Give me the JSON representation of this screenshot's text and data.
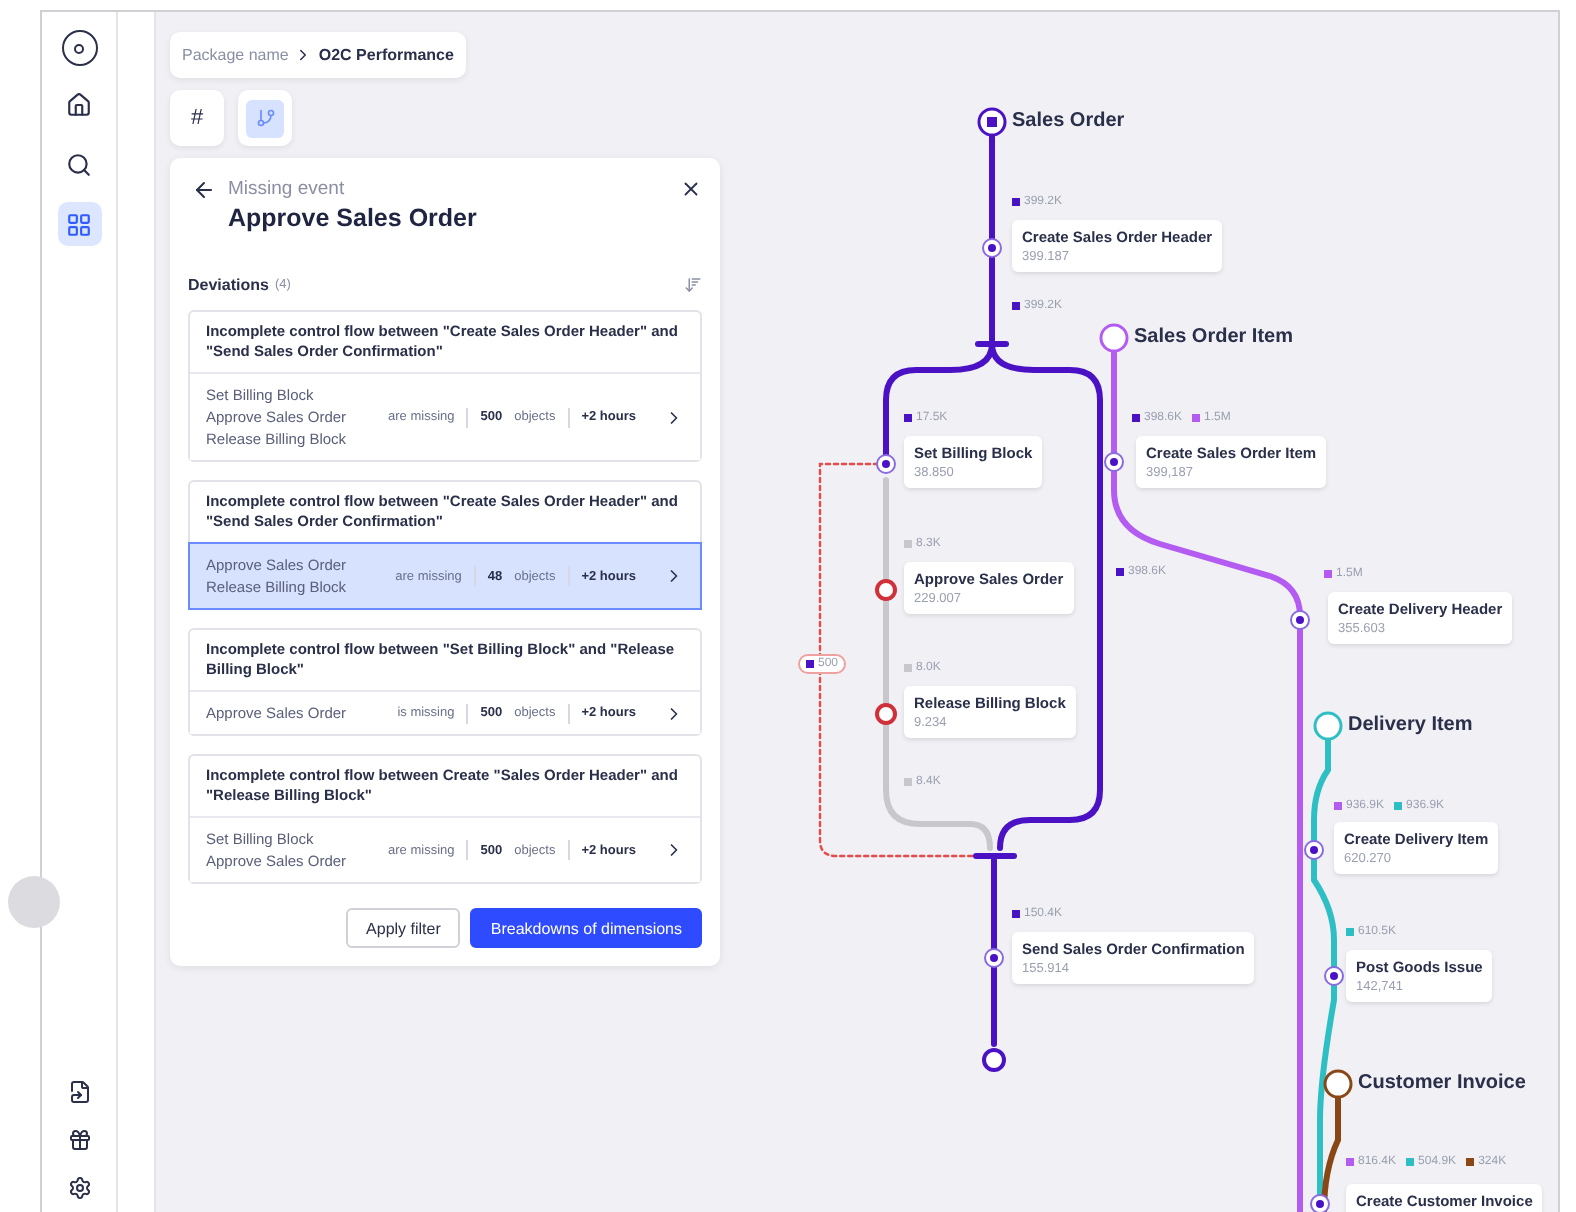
{
  "sidebar": {
    "nav_items": [
      {
        "selected": false
      },
      {
        "selected": false
      },
      {
        "selected": true
      }
    ]
  },
  "breadcrumb": {
    "items": [
      "Package name",
      "O2C Performance"
    ]
  },
  "view_toggle": [
    {
      "kind": "text",
      "label": "#",
      "selected": false
    },
    {
      "kind": "icon",
      "selected": true
    }
  ],
  "panel": {
    "subtitle": "Missing event",
    "title": "Approve Sales Order",
    "section": "Deviations",
    "count": "(4)",
    "deviations": [
      {
        "title": "Incomplete control flow between \"Create Sales Order Header\" and \"Send Sales Order Confirmation\"",
        "events": [
          "Set Billing Block",
          "Approve Sales Order",
          "Release Billing Block"
        ],
        "status": "are missing",
        "objects": "500",
        "objects_label": "objects",
        "duration": "+2 hours",
        "selected": false
      },
      {
        "title": "Incomplete control flow between \"Create Sales Order Header\" and \"Send Sales Order Confirmation\"",
        "events": [
          "Approve Sales Order",
          "Release Billing Block"
        ],
        "status": "are missing",
        "objects": "48",
        "objects_label": "objects",
        "duration": "+2 hours",
        "selected": true
      },
      {
        "title": "Incomplete control flow between \"Set Billing Block\" and \"Release Billing Block\"",
        "events": [
          "Approve Sales Order"
        ],
        "status": "is missing",
        "objects": "500",
        "objects_label": "objects",
        "duration": "+2 hours",
        "selected": false
      },
      {
        "title": "Incomplete control flow between Create \"Sales Order Header\" and \"Release Billing Block\"",
        "events": [
          "Set Billing Block",
          "Approve Sales Order"
        ],
        "status": "are missing",
        "objects": "500",
        "objects_label": "objects",
        "duration": "+2 hours",
        "selected": false
      }
    ],
    "buttons": [
      {
        "kind": "secondary",
        "label": "Apply filter"
      },
      {
        "kind": "primary",
        "label": "Breakdowns of dimensions"
      }
    ]
  },
  "graph": {
    "objects": [
      {
        "name": "Sales Order",
        "color": "#4a12c4"
      },
      {
        "name": "Sales Order Item",
        "color": "#b45cf2"
      },
      {
        "name": "Delivery Item",
        "color": "#2ebfc4"
      },
      {
        "name": "Customer Invoice",
        "color": "#8a4716"
      }
    ],
    "activities": [
      {
        "name": "Create Sales Order Header",
        "count": "399.187",
        "missing": false
      },
      {
        "name": "Set Billing Block",
        "count": "38.850",
        "missing": false
      },
      {
        "name": "Create Sales Order Item",
        "count": "399,187",
        "missing": false
      },
      {
        "name": "Approve Sales Order",
        "count": "229.007",
        "missing": true
      },
      {
        "name": "Create Delivery Header",
        "count": "355.603",
        "missing": false
      },
      {
        "name": "Release Billing Block",
        "count": "9.234",
        "missing": true
      },
      {
        "name": "Create Delivery Item",
        "count": "620.270",
        "missing": false
      },
      {
        "name": "Send Sales Order Confirmation",
        "count": "155.914",
        "missing": false
      },
      {
        "name": "Post Goods Issue",
        "count": "142,741",
        "missing": false
      },
      {
        "name": "Create Customer Invoice",
        "missing": false
      }
    ],
    "edge_labels": [
      {
        "kind": "plain",
        "values": [
          {
            "text": "399.2K",
            "color": "#4a12c4"
          }
        ]
      },
      {
        "kind": "plain",
        "values": [
          {
            "text": "399.2K",
            "color": "#4a12c4"
          }
        ]
      },
      {
        "kind": "plain",
        "values": [
          {
            "text": "17.5K",
            "color": "#4a12c4"
          }
        ]
      },
      {
        "kind": "plain",
        "values": [
          {
            "text": "398.6K",
            "color": "#4a12c4"
          },
          {
            "text": "1.5M",
            "color": "#b45cf2"
          }
        ]
      },
      {
        "kind": "plain",
        "values": [
          {
            "text": "8.3K",
            "color": "#c8c8cc"
          }
        ]
      },
      {
        "kind": "plain",
        "values": [
          {
            "text": "398.6K",
            "color": "#4a12c4"
          }
        ]
      },
      {
        "kind": "plain",
        "values": [
          {
            "text": "1.5M",
            "color": "#b45cf2"
          }
        ]
      },
      {
        "kind": "deviation",
        "values": [
          {
            "text": "500",
            "color": "#4a12c4"
          }
        ]
      },
      {
        "kind": "plain",
        "values": [
          {
            "text": "8.0K",
            "color": "#c8c8cc"
          }
        ]
      },
      {
        "kind": "plain",
        "values": [
          {
            "text": "8.4K",
            "color": "#c8c8cc"
          }
        ]
      },
      {
        "kind": "plain",
        "values": [
          {
            "text": "150.4K",
            "color": "#4a12c4"
          }
        ]
      },
      {
        "kind": "plain",
        "values": [
          {
            "text": "936.9K",
            "color": "#b45cf2"
          },
          {
            "text": "936.9K",
            "color": "#2ebfc4"
          }
        ]
      },
      {
        "kind": "plain",
        "values": [
          {
            "text": "610.5K",
            "color": "#2ebfc4"
          }
        ]
      },
      {
        "kind": "plain",
        "values": [
          {
            "text": "816.4K",
            "color": "#b45cf2"
          },
          {
            "text": "504.9K",
            "color": "#2ebfc4"
          },
          {
            "text": "324K",
            "color": "#8a4716"
          }
        ]
      }
    ]
  }
}
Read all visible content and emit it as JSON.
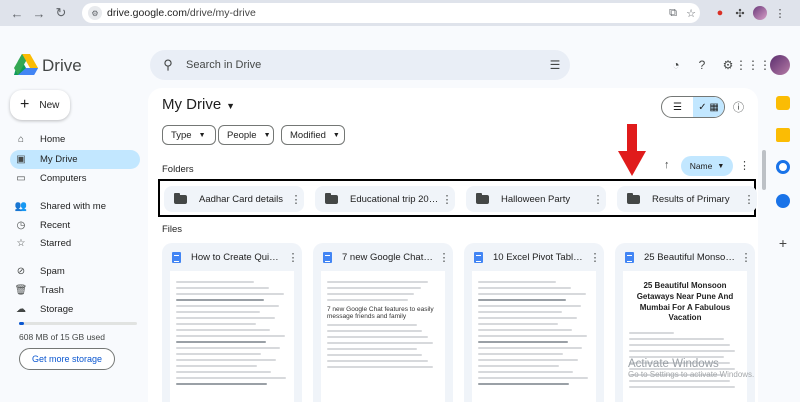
{
  "browser": {
    "url_host": "drive.google.com",
    "url_path": "/drive/my-drive"
  },
  "app": {
    "brand": "Drive",
    "search_placeholder": "Search in Drive"
  },
  "sidebar": {
    "new_label": "New",
    "items": [
      {
        "label": "Home",
        "icon": "home-icon"
      },
      {
        "label": "My Drive",
        "icon": "my-drive-icon",
        "active": true
      },
      {
        "label": "Computers",
        "icon": "computers-icon"
      },
      {
        "label": "Shared with me",
        "icon": "shared-icon"
      },
      {
        "label": "Recent",
        "icon": "clock-icon"
      },
      {
        "label": "Starred",
        "icon": "star-icon"
      },
      {
        "label": "Spam",
        "icon": "spam-icon"
      },
      {
        "label": "Trash",
        "icon": "trash-icon"
      },
      {
        "label": "Storage",
        "icon": "cloud-icon"
      }
    ],
    "storage_text": "608 MB of 15 GB used",
    "storage_fraction": 0.04,
    "storage_button": "Get more storage"
  },
  "main": {
    "title": "My Drive",
    "filters": [
      "Type",
      "People",
      "Modified"
    ],
    "folders_label": "Folders",
    "sort_label": "Name",
    "folders": [
      "Aadhar Card details",
      "Educational trip 20…",
      "Halloween Party",
      "Results of Primary"
    ],
    "files_label": "Files",
    "files": [
      {
        "name": "How to Create Qui…"
      },
      {
        "name": "7 new Google Chat…",
        "preview_heading": "7 new Google Chat features to easily message friends and family"
      },
      {
        "name": "10 Excel Pivot Tabl…"
      },
      {
        "name": "25 Beautiful Monso…",
        "preview_title": "25 Beautiful Monsoon Getaways Near Pune And Mumbai For A Fabulous Vacation"
      }
    ]
  },
  "overlay": {
    "watermark_title": "Activate Windows",
    "watermark_sub": "Go to Settings to activate Windows.",
    "arrow_color": "#e01b1b"
  }
}
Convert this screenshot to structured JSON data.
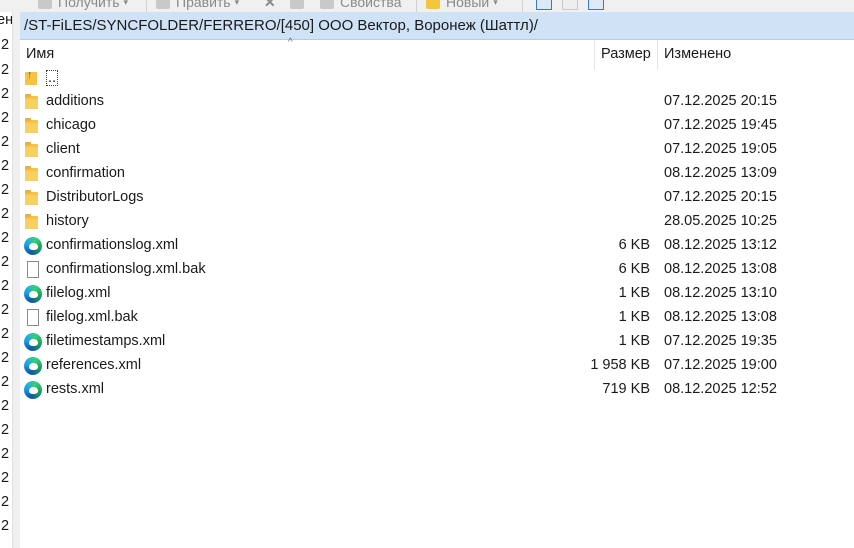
{
  "toolbar": {
    "get_label": "Получить",
    "edit_label": "Править",
    "properties_label": "Свойства",
    "new_label": "Новый"
  },
  "left_pane": {
    "fragments": [
      "ен",
      ".2",
      ".2",
      ".2",
      ".2",
      ".2",
      ".2",
      ".2",
      ".2",
      ".2",
      ".2",
      ".2",
      ".2",
      ".2",
      ".2",
      ".2",
      ".2",
      ".2",
      ".2",
      ".2",
      ".2",
      ".2"
    ]
  },
  "path": "/ST-FiLES/SYNCFOLDER/FERRERO/[450] ООО Вектор, Воронеж (Шаттл)/",
  "columns": {
    "name": "Имя",
    "size": "Размер",
    "modified": "Изменено"
  },
  "parent_dir": "..",
  "files": [
    {
      "name": "additions",
      "type": "folder",
      "size": "",
      "modified": "07.12.2025 20:15"
    },
    {
      "name": "chicago",
      "type": "folder",
      "size": "",
      "modified": "07.12.2025 19:45"
    },
    {
      "name": "client",
      "type": "folder",
      "size": "",
      "modified": "07.12.2025 19:05"
    },
    {
      "name": "confirmation",
      "type": "folder",
      "size": "",
      "modified": "08.12.2025 13:09"
    },
    {
      "name": "DistributorLogs",
      "type": "folder",
      "size": "",
      "modified": "07.12.2025 20:15"
    },
    {
      "name": "history",
      "type": "folder",
      "size": "",
      "modified": "28.05.2025 10:25"
    },
    {
      "name": "confirmationslog.xml",
      "type": "xml",
      "size": "6 KB",
      "modified": "08.12.2025 13:12"
    },
    {
      "name": "confirmationslog.xml.bak",
      "type": "file",
      "size": "6 KB",
      "modified": "08.12.2025 13:08"
    },
    {
      "name": "filelog.xml",
      "type": "xml",
      "size": "1 KB",
      "modified": "08.12.2025 13:10"
    },
    {
      "name": "filelog.xml.bak",
      "type": "file",
      "size": "1 KB",
      "modified": "08.12.2025 13:08"
    },
    {
      "name": "filetimestamps.xml",
      "type": "xml",
      "size": "1 KB",
      "modified": "07.12.2025 19:35"
    },
    {
      "name": "references.xml",
      "type": "xml",
      "size": "1 958 KB",
      "modified": "07.12.2025 19:00"
    },
    {
      "name": "rests.xml",
      "type": "xml",
      "size": "719 KB",
      "modified": "08.12.2025 12:52"
    }
  ]
}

§ **Your instructions**:
Your reply is one number: how many lines of the records above contain the word "Delivery".

§ **Answer below**:
3